:: Data section ::

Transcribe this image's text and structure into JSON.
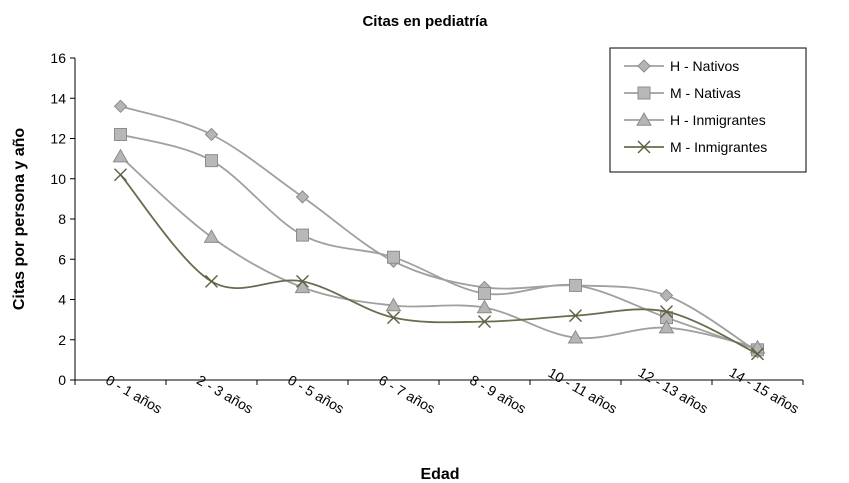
{
  "chart_data": {
    "type": "line",
    "title": "Citas en pediatría",
    "xlabel": "Edad",
    "ylabel": "Citas por persona y año",
    "categories": [
      "0 - 1 años",
      "2 - 3 años",
      "0 - 5 años",
      "6 - 7 años",
      "8 - 9 años",
      "10 - 11 años",
      "12 - 13 años",
      "14 - 15 años"
    ],
    "ylim": [
      0,
      16
    ],
    "yticks": [
      0,
      2,
      4,
      6,
      8,
      10,
      12,
      14,
      16
    ],
    "grid": false,
    "legend": "top-right",
    "smooth": true,
    "series": [
      {
        "name": "H - Nativos",
        "marker": "diamond",
        "color": "#a0a0a0",
        "values": [
          13.6,
          12.2,
          9.1,
          5.9,
          4.6,
          4.7,
          4.2,
          1.4
        ]
      },
      {
        "name": "M - Nativas",
        "marker": "square",
        "color": "#a0a0a0",
        "values": [
          12.2,
          10.9,
          7.2,
          6.1,
          4.3,
          4.7,
          3.1,
          1.5
        ]
      },
      {
        "name": "H - Inmigrantes",
        "marker": "triangle",
        "color": "#a0a0a0",
        "values": [
          11.1,
          7.1,
          4.6,
          3.7,
          3.6,
          2.1,
          2.6,
          1.6
        ]
      },
      {
        "name": "M - Inmigrantes",
        "marker": "x",
        "color": "#6b6b4e",
        "values": [
          10.2,
          4.9,
          4.9,
          3.1,
          2.9,
          3.2,
          3.4,
          1.3
        ]
      }
    ]
  }
}
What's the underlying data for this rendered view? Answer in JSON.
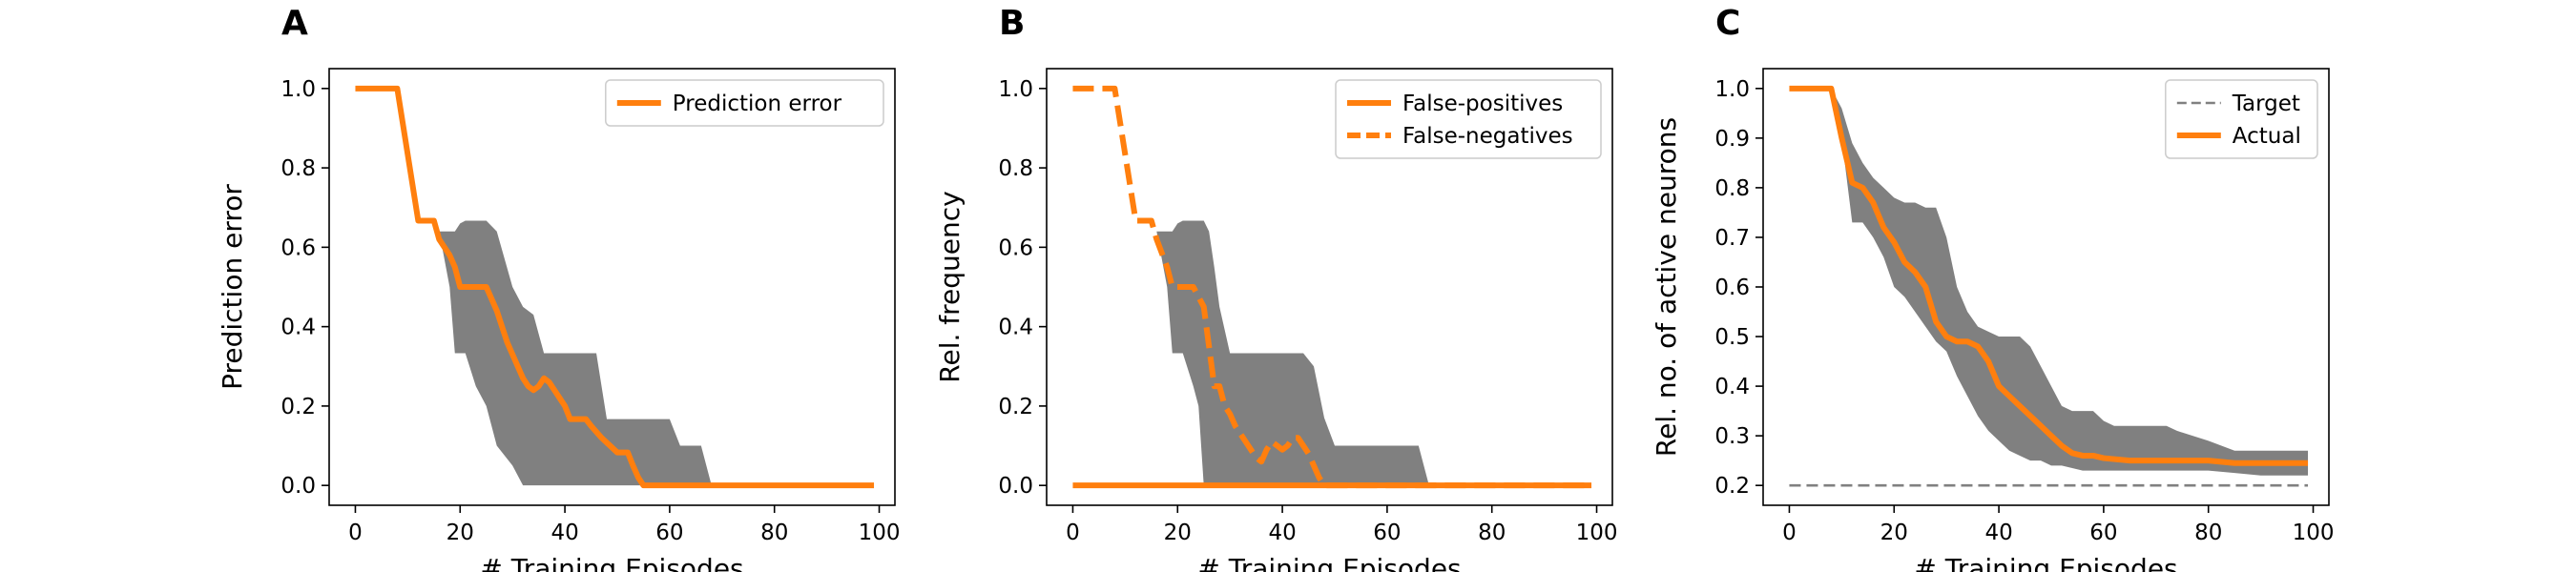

:::

== Directive ==
Transcribe every entry word for word, but omit the pictures.

== Exercise result ==
Transcribe this image's text and structure into JSON.
{
  "chart_data": {
    "type": "line",
    "title": "Citas en pediatría",
    "xlabel": "Edad",
    "ylabel": "Citas por persona y año",
    "categories": [
      "0 - 1 años",
      "2 - 3 años",
      "0 - 5 años",
      "6 - 7 años",
      "8 - 9 años",
      "10 - 11 años",
      "12 - 13 años",
      "14 - 15 años"
    ],
    "ylim": [
      0,
      16
    ],
    "yticks": [
      0,
      2,
      4,
      6,
      8,
      10,
      12,
      14,
      16
    ],
    "grid": false,
    "legend": "top-right",
    "smooth": true,
    "series": [
      {
        "name": "H - Nativos",
        "marker": "diamond",
        "color": "#a0a0a0",
        "values": [
          13.6,
          12.2,
          9.1,
          5.9,
          4.6,
          4.7,
          4.2,
          1.4
        ]
      },
      {
        "name": "M - Nativas",
        "marker": "square",
        "color": "#a0a0a0",
        "values": [
          12.2,
          10.9,
          7.2,
          6.1,
          4.3,
          4.7,
          3.1,
          1.5
        ]
      },
      {
        "name": "H - Inmigrantes",
        "marker": "triangle",
        "color": "#a0a0a0",
        "values": [
          11.1,
          7.1,
          4.6,
          3.7,
          3.6,
          2.1,
          2.6,
          1.6
        ]
      },
      {
        "name": "M - Inmigrantes",
        "marker": "x",
        "color": "#6b6b4e",
        "values": [
          10.2,
          4.9,
          4.9,
          3.1,
          2.9,
          3.2,
          3.4,
          1.3
        ]
      }
    ]
  }
}
What's the underlying data for this rendered view? Answer in JSON.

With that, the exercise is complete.